▶ _Stored data_
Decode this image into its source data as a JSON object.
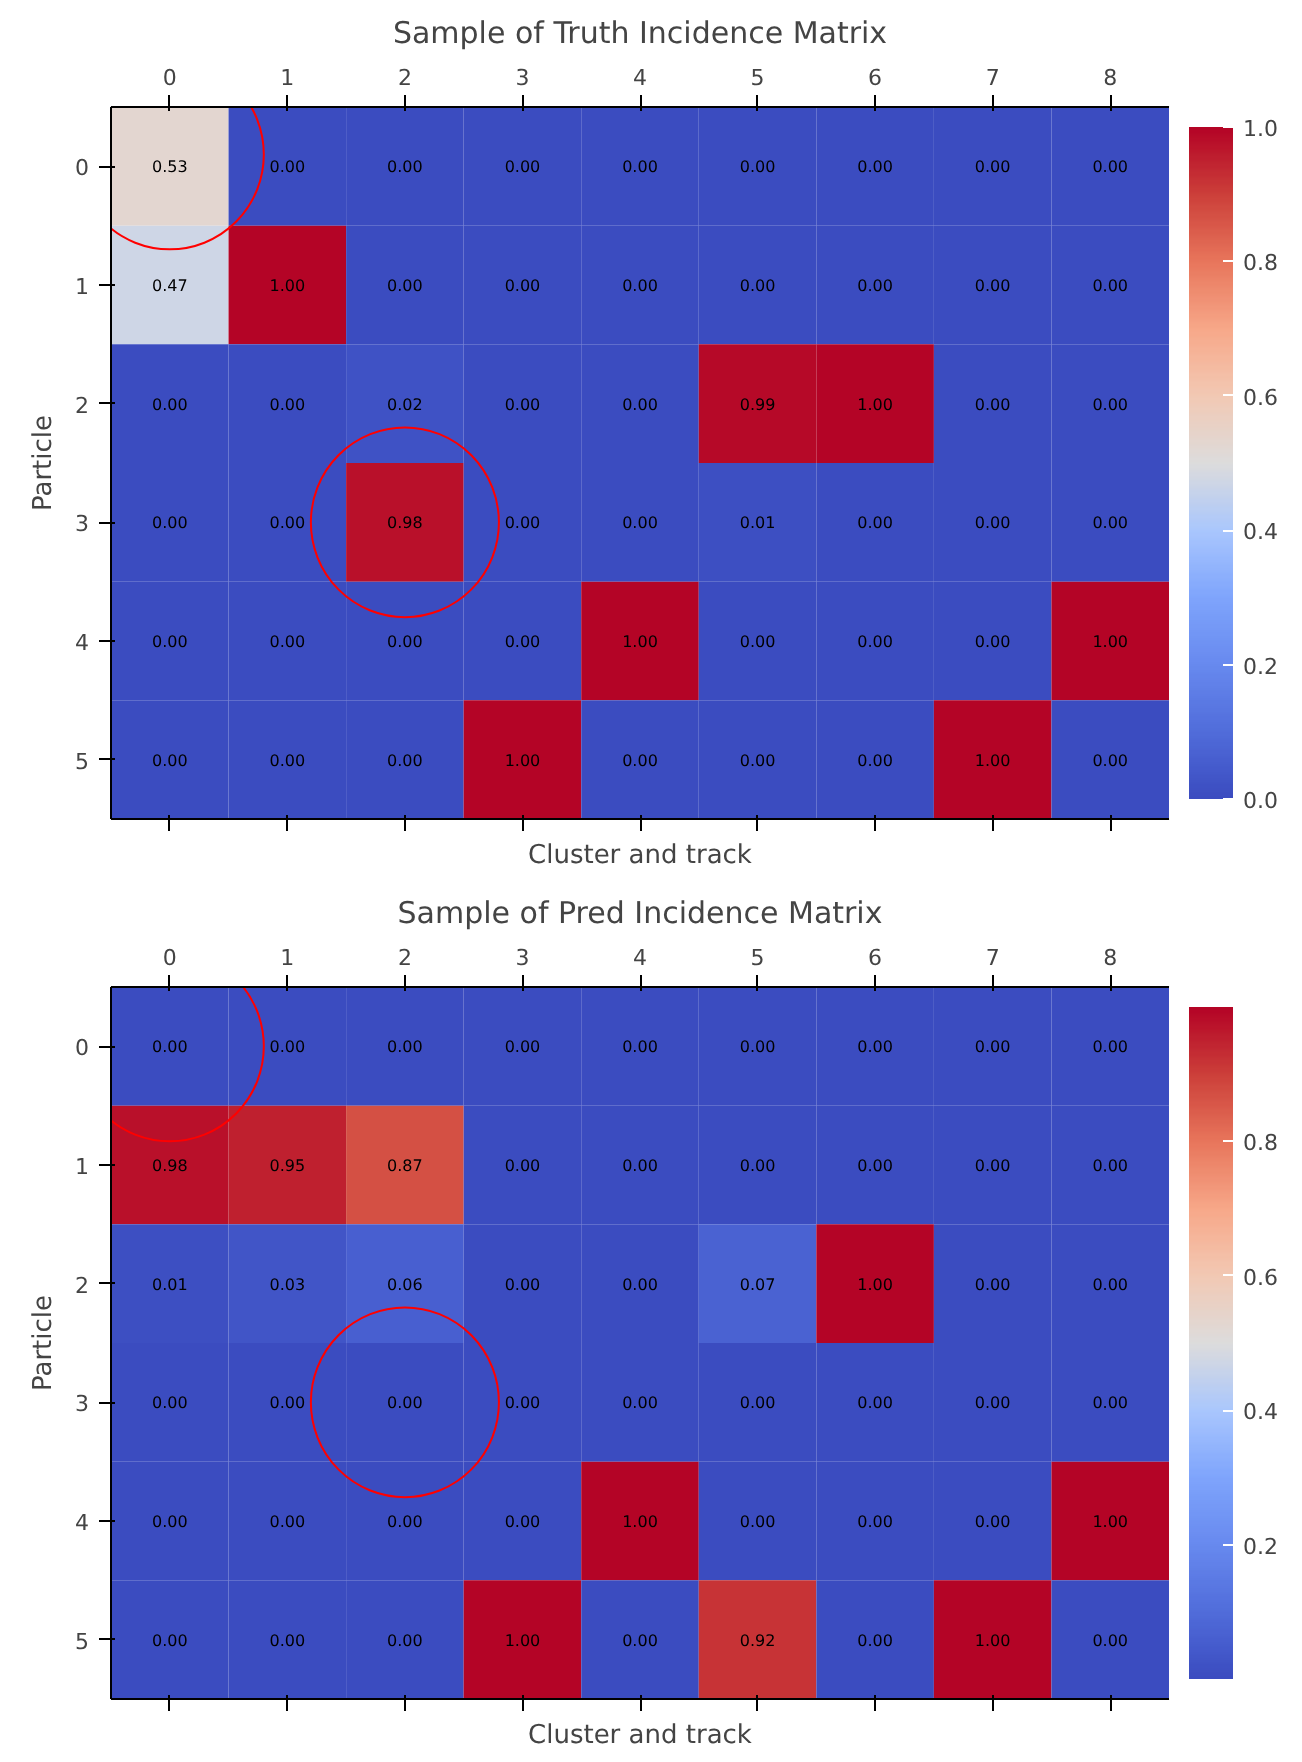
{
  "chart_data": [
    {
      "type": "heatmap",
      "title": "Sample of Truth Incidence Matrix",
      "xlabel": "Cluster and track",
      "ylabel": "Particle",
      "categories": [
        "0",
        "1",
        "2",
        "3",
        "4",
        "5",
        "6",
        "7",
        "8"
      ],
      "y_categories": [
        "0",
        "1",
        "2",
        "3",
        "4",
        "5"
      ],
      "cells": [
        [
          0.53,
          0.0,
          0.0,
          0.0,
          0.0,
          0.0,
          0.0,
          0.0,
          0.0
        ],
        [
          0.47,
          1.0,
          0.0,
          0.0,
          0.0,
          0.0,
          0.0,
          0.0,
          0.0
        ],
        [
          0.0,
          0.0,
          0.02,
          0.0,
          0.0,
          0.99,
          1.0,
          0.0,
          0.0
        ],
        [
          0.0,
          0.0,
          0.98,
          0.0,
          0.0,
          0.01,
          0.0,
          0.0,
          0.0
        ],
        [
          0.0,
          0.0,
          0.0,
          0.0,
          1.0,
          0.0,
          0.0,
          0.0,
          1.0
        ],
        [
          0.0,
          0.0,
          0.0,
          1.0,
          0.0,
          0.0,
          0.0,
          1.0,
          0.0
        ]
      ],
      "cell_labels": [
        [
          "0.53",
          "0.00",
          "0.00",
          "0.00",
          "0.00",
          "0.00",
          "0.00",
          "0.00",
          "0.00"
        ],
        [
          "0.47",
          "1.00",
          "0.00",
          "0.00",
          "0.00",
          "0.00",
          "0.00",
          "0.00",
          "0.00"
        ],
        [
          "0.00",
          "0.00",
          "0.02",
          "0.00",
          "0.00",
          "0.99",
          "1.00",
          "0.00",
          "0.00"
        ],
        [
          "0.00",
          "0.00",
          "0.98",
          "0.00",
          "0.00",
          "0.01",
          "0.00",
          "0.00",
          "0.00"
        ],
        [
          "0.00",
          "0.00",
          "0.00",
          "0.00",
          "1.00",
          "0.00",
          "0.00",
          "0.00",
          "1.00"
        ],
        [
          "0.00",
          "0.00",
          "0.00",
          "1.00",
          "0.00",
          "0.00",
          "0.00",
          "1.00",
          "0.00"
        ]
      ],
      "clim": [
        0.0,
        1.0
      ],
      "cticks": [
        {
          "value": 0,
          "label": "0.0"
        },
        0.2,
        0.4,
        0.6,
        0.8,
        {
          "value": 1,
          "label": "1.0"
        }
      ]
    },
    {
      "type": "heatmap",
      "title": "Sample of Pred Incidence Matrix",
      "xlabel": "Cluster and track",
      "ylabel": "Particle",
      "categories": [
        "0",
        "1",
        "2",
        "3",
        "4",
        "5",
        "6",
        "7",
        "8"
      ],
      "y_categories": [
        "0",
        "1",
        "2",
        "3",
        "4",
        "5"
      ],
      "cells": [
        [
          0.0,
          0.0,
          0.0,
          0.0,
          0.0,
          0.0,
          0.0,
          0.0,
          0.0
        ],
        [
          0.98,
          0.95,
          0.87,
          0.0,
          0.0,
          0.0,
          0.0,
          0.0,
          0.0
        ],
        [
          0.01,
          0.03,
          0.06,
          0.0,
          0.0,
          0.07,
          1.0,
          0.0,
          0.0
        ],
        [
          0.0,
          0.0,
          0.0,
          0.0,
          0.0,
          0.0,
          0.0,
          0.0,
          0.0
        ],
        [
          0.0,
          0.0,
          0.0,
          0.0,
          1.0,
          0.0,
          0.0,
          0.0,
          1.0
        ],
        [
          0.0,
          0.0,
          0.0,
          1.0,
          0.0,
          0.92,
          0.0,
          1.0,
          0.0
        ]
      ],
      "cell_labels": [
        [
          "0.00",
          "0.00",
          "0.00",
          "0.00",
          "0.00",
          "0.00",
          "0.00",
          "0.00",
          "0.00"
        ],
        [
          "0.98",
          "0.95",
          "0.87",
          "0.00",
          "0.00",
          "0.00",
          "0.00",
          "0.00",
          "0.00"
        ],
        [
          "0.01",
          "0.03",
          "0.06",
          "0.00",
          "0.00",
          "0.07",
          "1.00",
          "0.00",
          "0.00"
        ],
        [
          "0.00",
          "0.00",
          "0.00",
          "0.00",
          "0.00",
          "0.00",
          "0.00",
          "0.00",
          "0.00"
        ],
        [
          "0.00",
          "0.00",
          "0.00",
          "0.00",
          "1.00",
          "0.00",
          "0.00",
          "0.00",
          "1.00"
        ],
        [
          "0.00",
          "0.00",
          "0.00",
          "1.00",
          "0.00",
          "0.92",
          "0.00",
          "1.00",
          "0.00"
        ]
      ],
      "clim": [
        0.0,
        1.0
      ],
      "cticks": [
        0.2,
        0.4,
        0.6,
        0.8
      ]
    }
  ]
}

▶ _What you should do_
Return all of the entries word for word, but omit the pictures.

▶ _Written answer_
Decode this image into its source data as a JSON object.
{
  "chart_data": [
    {
      "type": "heatmap",
      "title": "Sample of Truth Incidence Matrix",
      "xlabel": "Cluster and track",
      "ylabel": "Particle",
      "categories": [
        "0",
        "1",
        "2",
        "3",
        "4",
        "5",
        "6",
        "7",
        "8"
      ],
      "y_categories": [
        "0",
        "1",
        "2",
        "3",
        "4",
        "5"
      ],
      "cells": [
        [
          0.53,
          0.0,
          0.0,
          0.0,
          0.0,
          0.0,
          0.0,
          0.0,
          0.0
        ],
        [
          0.47,
          1.0,
          0.0,
          0.0,
          0.0,
          0.0,
          0.0,
          0.0,
          0.0
        ],
        [
          0.0,
          0.0,
          0.02,
          0.0,
          0.0,
          0.99,
          1.0,
          0.0,
          0.0
        ],
        [
          0.0,
          0.0,
          0.98,
          0.0,
          0.0,
          0.01,
          0.0,
          0.0,
          0.0
        ],
        [
          0.0,
          0.0,
          0.0,
          0.0,
          1.0,
          0.0,
          0.0,
          0.0,
          1.0
        ],
        [
          0.0,
          0.0,
          0.0,
          1.0,
          0.0,
          0.0,
          0.0,
          1.0,
          0.0
        ]
      ],
      "cell_labels": [
        [
          "0.53",
          "0.00",
          "0.00",
          "0.00",
          "0.00",
          "0.00",
          "0.00",
          "0.00",
          "0.00"
        ],
        [
          "0.47",
          "1.00",
          "0.00",
          "0.00",
          "0.00",
          "0.00",
          "0.00",
          "0.00",
          "0.00"
        ],
        [
          "0.00",
          "0.00",
          "0.02",
          "0.00",
          "0.00",
          "0.99",
          "1.00",
          "0.00",
          "0.00"
        ],
        [
          "0.00",
          "0.00",
          "0.98",
          "0.00",
          "0.00",
          "0.01",
          "0.00",
          "0.00",
          "0.00"
        ],
        [
          "0.00",
          "0.00",
          "0.00",
          "0.00",
          "1.00",
          "0.00",
          "0.00",
          "0.00",
          "1.00"
        ],
        [
          "0.00",
          "0.00",
          "0.00",
          "1.00",
          "0.00",
          "0.00",
          "0.00",
          "1.00",
          "0.00"
        ]
      ],
      "clim": [
        0.0,
        1.0
      ],
      "cticks": [
        {
          "value": 0,
          "label": "0.0"
        },
        0.2,
        0.4,
        0.6,
        0.8,
        {
          "value": 1,
          "label": "1.0"
        }
      ]
    },
    {
      "type": "heatmap",
      "title": "Sample of Pred Incidence Matrix",
      "xlabel": "Cluster and track",
      "ylabel": "Particle",
      "categories": [
        "0",
        "1",
        "2",
        "3",
        "4",
        "5",
        "6",
        "7",
        "8"
      ],
      "y_categories": [
        "0",
        "1",
        "2",
        "3",
        "4",
        "5"
      ],
      "cells": [
        [
          0.0,
          0.0,
          0.0,
          0.0,
          0.0,
          0.0,
          0.0,
          0.0,
          0.0
        ],
        [
          0.98,
          0.95,
          0.87,
          0.0,
          0.0,
          0.0,
          0.0,
          0.0,
          0.0
        ],
        [
          0.01,
          0.03,
          0.06,
          0.0,
          0.0,
          0.07,
          1.0,
          0.0,
          0.0
        ],
        [
          0.0,
          0.0,
          0.0,
          0.0,
          0.0,
          0.0,
          0.0,
          0.0,
          0.0
        ],
        [
          0.0,
          0.0,
          0.0,
          0.0,
          1.0,
          0.0,
          0.0,
          0.0,
          1.0
        ],
        [
          0.0,
          0.0,
          0.0,
          1.0,
          0.0,
          0.92,
          0.0,
          1.0,
          0.0
        ]
      ],
      "cell_labels": [
        [
          "0.00",
          "0.00",
          "0.00",
          "0.00",
          "0.00",
          "0.00",
          "0.00",
          "0.00",
          "0.00"
        ],
        [
          "0.98",
          "0.95",
          "0.87",
          "0.00",
          "0.00",
          "0.00",
          "0.00",
          "0.00",
          "0.00"
        ],
        [
          "0.01",
          "0.03",
          "0.06",
          "0.00",
          "0.00",
          "0.07",
          "1.00",
          "0.00",
          "0.00"
        ],
        [
          "0.00",
          "0.00",
          "0.00",
          "0.00",
          "0.00",
          "0.00",
          "0.00",
          "0.00",
          "0.00"
        ],
        [
          "0.00",
          "0.00",
          "0.00",
          "0.00",
          "1.00",
          "0.00",
          "0.00",
          "0.00",
          "1.00"
        ],
        [
          "0.00",
          "0.00",
          "0.00",
          "1.00",
          "0.00",
          "0.92",
          "0.00",
          "1.00",
          "0.00"
        ]
      ],
      "clim": [
        0.0,
        1.0
      ],
      "cticks": [
        0.2,
        0.4,
        0.6,
        0.8
      ]
    }
  ]
}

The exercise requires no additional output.